▸ **Work to be completed**:
Reproduce all entries precisely, down to the last character.

-------

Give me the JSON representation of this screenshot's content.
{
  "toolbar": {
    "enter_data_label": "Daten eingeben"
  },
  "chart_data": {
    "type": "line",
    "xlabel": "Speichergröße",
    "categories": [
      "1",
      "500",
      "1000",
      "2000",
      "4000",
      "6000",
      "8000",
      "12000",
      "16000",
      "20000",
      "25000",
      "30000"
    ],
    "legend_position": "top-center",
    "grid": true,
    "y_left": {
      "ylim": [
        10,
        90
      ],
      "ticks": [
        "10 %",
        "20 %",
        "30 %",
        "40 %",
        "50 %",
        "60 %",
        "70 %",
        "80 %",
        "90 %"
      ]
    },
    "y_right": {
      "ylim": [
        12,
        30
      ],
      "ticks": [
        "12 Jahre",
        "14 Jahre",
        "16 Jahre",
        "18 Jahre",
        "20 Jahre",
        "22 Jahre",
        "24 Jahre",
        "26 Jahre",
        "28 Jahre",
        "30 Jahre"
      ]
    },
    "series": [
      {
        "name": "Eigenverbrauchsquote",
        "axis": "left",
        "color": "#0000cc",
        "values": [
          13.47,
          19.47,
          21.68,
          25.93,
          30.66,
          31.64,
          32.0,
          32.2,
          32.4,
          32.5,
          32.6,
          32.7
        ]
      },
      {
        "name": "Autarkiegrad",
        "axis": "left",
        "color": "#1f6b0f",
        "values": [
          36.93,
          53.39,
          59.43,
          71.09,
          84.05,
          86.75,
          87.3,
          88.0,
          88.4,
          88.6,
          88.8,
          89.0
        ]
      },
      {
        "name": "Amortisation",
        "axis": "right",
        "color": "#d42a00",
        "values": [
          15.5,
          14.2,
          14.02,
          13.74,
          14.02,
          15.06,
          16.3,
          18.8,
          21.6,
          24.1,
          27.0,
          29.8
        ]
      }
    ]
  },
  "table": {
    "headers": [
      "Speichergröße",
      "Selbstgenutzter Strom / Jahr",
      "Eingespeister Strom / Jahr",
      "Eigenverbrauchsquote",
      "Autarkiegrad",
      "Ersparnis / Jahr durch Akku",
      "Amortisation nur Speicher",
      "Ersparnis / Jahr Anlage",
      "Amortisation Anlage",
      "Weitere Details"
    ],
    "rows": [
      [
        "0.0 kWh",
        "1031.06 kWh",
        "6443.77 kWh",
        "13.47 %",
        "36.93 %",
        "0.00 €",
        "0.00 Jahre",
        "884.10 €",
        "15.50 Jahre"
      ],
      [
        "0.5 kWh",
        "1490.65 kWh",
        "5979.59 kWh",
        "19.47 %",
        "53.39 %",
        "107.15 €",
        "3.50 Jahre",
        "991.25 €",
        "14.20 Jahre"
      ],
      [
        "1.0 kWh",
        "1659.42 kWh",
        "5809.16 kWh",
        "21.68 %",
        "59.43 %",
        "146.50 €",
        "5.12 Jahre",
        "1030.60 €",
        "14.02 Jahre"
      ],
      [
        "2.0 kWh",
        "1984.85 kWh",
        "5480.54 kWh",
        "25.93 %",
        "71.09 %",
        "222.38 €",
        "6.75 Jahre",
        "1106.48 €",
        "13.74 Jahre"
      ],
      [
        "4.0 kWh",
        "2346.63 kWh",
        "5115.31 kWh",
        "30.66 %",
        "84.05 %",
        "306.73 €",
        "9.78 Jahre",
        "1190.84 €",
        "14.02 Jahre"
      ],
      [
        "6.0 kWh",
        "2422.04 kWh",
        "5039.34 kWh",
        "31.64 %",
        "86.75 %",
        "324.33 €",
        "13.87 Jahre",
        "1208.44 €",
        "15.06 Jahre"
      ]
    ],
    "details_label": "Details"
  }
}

-------

▸ **Exercise answer**:
Give me the JSON representation of this screenshot's content.
{
  "toolbar": {
    "enter_data_label": "Daten eingeben"
  },
  "chart_data": {
    "type": "line",
    "xlabel": "Speichergröße",
    "categories": [
      "1",
      "500",
      "1000",
      "2000",
      "4000",
      "6000",
      "8000",
      "12000",
      "16000",
      "20000",
      "25000",
      "30000"
    ],
    "legend_position": "top-center",
    "grid": true,
    "y_left": {
      "ylim": [
        10,
        90
      ],
      "ticks": [
        "10 %",
        "20 %",
        "30 %",
        "40 %",
        "50 %",
        "60 %",
        "70 %",
        "80 %",
        "90 %"
      ]
    },
    "y_right": {
      "ylim": [
        12,
        30
      ],
      "ticks": [
        "12 Jahre",
        "14 Jahre",
        "16 Jahre",
        "18 Jahre",
        "20 Jahre",
        "22 Jahre",
        "24 Jahre",
        "26 Jahre",
        "28 Jahre",
        "30 Jahre"
      ]
    },
    "series": [
      {
        "name": "Eigenverbrauchsquote",
        "axis": "left",
        "color": "#0000cc",
        "values": [
          13.47,
          19.47,
          21.68,
          25.93,
          30.66,
          31.64,
          32.0,
          32.2,
          32.4,
          32.5,
          32.6,
          32.7
        ]
      },
      {
        "name": "Autarkiegrad",
        "axis": "left",
        "color": "#1f6b0f",
        "values": [
          36.93,
          53.39,
          59.43,
          71.09,
          84.05,
          86.75,
          87.3,
          88.0,
          88.4,
          88.6,
          88.8,
          89.0
        ]
      },
      {
        "name": "Amortisation",
        "axis": "right",
        "color": "#d42a00",
        "values": [
          15.5,
          14.2,
          14.02,
          13.74,
          14.02,
          15.06,
          16.3,
          18.8,
          21.6,
          24.1,
          27.0,
          29.8
        ]
      }
    ]
  },
  "table": {
    "headers": [
      "Speichergröße",
      "Selbstgenutzter Strom / Jahr",
      "Eingespeister Strom / Jahr",
      "Eigenverbrauchsquote",
      "Autarkiegrad",
      "Ersparnis / Jahr durch Akku",
      "Amortisation nur Speicher",
      "Ersparnis / Jahr Anlage",
      "Amortisation Anlage",
      "Weitere Details"
    ],
    "rows": [
      [
        "0.0 kWh",
        "1031.06 kWh",
        "6443.77 kWh",
        "13.47 %",
        "36.93 %",
        "0.00 €",
        "0.00 Jahre",
        "884.10 €",
        "15.50 Jahre"
      ],
      [
        "0.5 kWh",
        "1490.65 kWh",
        "5979.59 kWh",
        "19.47 %",
        "53.39 %",
        "107.15 €",
        "3.50 Jahre",
        "991.25 €",
        "14.20 Jahre"
      ],
      [
        "1.0 kWh",
        "1659.42 kWh",
        "5809.16 kWh",
        "21.68 %",
        "59.43 %",
        "146.50 €",
        "5.12 Jahre",
        "1030.60 €",
        "14.02 Jahre"
      ],
      [
        "2.0 kWh",
        "1984.85 kWh",
        "5480.54 kWh",
        "25.93 %",
        "71.09 %",
        "222.38 €",
        "6.75 Jahre",
        "1106.48 €",
        "13.74 Jahre"
      ],
      [
        "4.0 kWh",
        "2346.63 kWh",
        "5115.31 kWh",
        "30.66 %",
        "84.05 %",
        "306.73 €",
        "9.78 Jahre",
        "1190.84 €",
        "14.02 Jahre"
      ],
      [
        "6.0 kWh",
        "2422.04 kWh",
        "5039.34 kWh",
        "31.64 %",
        "86.75 %",
        "324.33 €",
        "13.87 Jahre",
        "1208.44 €",
        "15.06 Jahre"
      ]
    ],
    "details_label": "Details"
  }
}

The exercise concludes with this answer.